→ Your instructions: Pull every line with "genom" from the entries below.

** Data follows **

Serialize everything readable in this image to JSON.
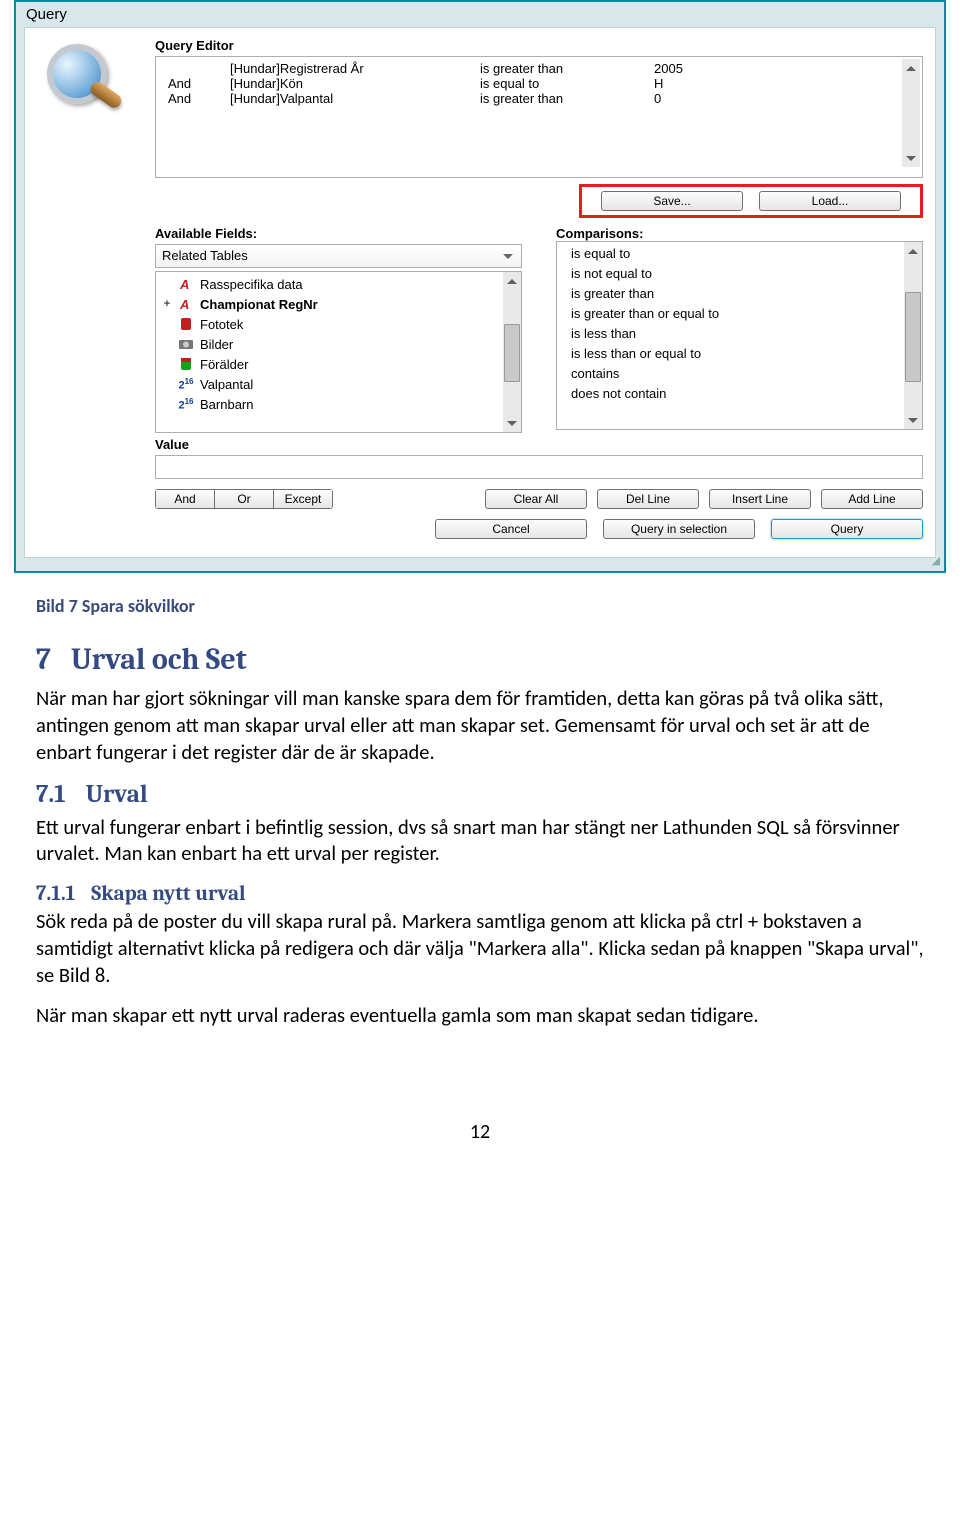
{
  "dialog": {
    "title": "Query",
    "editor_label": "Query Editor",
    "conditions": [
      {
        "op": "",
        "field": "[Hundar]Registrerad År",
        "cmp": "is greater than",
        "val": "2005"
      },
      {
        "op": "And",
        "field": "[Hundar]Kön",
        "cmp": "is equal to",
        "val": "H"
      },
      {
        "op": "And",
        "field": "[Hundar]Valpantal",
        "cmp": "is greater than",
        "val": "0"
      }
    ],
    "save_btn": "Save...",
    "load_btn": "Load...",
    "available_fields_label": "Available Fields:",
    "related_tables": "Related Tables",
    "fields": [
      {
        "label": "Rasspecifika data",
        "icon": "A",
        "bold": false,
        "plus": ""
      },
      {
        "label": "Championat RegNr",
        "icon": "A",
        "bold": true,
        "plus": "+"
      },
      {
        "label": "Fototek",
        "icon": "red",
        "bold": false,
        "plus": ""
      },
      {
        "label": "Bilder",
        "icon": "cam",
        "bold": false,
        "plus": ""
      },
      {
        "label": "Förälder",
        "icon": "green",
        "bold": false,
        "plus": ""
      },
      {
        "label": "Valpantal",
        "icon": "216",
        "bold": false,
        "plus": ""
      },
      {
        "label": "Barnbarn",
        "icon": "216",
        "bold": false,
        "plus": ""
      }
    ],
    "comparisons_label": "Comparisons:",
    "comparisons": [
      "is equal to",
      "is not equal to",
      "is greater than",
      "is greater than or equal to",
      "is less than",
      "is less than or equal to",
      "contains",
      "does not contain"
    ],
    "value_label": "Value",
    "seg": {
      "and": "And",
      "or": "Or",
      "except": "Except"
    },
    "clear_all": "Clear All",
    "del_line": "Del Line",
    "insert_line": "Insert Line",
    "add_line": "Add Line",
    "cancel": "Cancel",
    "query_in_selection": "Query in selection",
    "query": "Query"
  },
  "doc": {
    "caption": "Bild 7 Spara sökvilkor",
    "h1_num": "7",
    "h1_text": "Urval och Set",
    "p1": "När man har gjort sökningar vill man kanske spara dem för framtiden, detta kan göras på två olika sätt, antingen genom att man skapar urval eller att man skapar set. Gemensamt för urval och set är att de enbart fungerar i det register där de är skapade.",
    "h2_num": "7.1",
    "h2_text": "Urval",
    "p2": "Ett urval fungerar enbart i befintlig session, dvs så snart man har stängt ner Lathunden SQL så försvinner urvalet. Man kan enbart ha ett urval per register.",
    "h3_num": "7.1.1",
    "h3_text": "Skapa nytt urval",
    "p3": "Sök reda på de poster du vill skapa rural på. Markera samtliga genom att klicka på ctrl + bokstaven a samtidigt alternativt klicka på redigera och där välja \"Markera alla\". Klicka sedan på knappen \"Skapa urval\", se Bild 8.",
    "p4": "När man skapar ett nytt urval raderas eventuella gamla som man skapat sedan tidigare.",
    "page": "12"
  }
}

** End of Data **
** Data follows **

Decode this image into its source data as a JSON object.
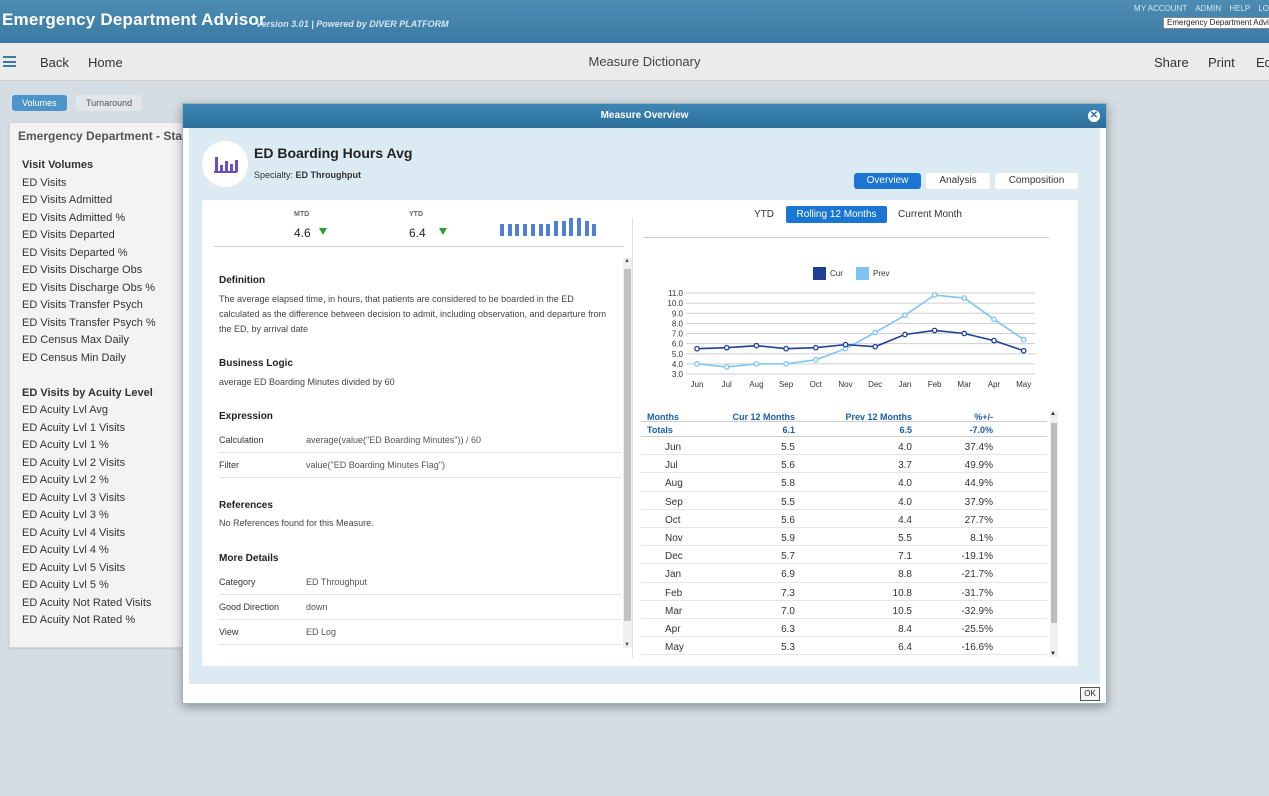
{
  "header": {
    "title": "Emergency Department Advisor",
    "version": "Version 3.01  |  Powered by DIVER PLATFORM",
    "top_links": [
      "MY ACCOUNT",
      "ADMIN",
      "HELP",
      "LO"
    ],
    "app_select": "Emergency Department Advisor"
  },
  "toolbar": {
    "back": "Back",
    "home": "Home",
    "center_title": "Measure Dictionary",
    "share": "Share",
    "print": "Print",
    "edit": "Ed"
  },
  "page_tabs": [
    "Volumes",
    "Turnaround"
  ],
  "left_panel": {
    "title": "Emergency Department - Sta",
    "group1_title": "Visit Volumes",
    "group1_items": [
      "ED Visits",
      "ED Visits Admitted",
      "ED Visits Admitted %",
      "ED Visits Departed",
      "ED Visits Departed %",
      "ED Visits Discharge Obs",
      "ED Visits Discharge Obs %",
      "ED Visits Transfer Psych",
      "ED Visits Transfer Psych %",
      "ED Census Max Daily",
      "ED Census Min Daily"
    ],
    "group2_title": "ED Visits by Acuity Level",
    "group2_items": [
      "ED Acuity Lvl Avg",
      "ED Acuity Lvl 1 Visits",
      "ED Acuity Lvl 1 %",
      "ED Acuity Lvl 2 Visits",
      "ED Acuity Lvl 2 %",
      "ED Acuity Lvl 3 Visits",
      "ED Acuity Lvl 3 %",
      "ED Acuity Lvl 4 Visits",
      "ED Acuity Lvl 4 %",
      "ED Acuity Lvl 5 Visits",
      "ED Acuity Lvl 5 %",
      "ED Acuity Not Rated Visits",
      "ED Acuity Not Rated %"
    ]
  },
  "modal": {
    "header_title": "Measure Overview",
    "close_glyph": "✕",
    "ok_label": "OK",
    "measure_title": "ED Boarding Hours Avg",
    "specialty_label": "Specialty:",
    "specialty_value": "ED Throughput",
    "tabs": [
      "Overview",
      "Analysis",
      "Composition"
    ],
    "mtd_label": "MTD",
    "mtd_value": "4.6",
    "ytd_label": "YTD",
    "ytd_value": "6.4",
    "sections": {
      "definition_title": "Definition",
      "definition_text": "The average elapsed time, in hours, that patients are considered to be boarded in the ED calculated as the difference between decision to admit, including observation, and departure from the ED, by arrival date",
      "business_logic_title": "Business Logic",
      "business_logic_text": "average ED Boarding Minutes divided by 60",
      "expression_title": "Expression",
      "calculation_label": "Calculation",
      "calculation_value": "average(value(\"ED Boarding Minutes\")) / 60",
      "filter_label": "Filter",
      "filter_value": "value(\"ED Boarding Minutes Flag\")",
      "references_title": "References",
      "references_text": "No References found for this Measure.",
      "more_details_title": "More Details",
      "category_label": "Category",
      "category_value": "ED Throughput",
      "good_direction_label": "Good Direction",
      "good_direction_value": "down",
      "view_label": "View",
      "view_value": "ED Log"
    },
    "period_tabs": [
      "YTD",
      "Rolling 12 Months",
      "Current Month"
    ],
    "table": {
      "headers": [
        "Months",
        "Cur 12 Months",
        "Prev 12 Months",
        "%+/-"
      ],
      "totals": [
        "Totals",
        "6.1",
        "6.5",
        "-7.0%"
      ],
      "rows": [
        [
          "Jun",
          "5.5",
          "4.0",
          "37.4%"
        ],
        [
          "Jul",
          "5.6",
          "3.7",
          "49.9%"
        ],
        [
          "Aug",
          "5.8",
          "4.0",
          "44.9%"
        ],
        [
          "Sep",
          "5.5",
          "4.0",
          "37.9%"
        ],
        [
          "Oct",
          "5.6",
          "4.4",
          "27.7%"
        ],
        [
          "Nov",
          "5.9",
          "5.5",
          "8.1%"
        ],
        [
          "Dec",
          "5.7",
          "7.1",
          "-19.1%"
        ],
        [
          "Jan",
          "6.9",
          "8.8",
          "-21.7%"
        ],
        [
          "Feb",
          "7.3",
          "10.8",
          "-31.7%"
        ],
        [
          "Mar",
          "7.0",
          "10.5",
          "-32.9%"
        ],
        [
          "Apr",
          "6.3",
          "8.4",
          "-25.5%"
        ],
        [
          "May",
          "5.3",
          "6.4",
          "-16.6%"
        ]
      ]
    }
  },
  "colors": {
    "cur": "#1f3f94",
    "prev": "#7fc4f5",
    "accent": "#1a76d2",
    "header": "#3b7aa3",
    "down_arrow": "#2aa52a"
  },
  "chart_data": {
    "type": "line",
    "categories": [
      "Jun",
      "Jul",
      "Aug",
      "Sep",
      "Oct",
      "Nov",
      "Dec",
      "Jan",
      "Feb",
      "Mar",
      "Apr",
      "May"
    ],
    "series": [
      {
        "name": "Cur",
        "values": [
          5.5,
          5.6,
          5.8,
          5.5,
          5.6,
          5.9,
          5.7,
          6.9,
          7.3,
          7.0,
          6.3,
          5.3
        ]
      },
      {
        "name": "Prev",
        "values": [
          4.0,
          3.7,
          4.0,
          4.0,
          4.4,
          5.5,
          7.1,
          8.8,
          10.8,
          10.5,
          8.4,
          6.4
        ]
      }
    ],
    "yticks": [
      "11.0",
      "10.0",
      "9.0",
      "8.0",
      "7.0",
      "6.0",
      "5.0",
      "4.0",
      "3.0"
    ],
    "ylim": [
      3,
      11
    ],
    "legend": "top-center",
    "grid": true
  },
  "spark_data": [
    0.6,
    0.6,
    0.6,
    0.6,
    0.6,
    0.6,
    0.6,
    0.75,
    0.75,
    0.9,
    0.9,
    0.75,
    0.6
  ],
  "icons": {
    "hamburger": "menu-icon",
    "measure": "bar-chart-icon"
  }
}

** End of Data **

→ Reply to the task:
    "p1": "När man har gjort sökningar vill man kanske spara dem för framtiden, detta kan göras på två olika sätt, antingen genom att man skapar urval eller att man skapar set. Gemensamt för urval och set är att de enbart fungerar i det register där de är skapade.",
    "p3": "Sök reda på de poster du vill skapa rural på. Markera samtliga genom att klicka på ctrl + bokstaven a samtidigt alternativt klicka på redigera och där välja \"Markera alla\". Klicka sedan på knappen \"Skapa urval\", se Bild 8.",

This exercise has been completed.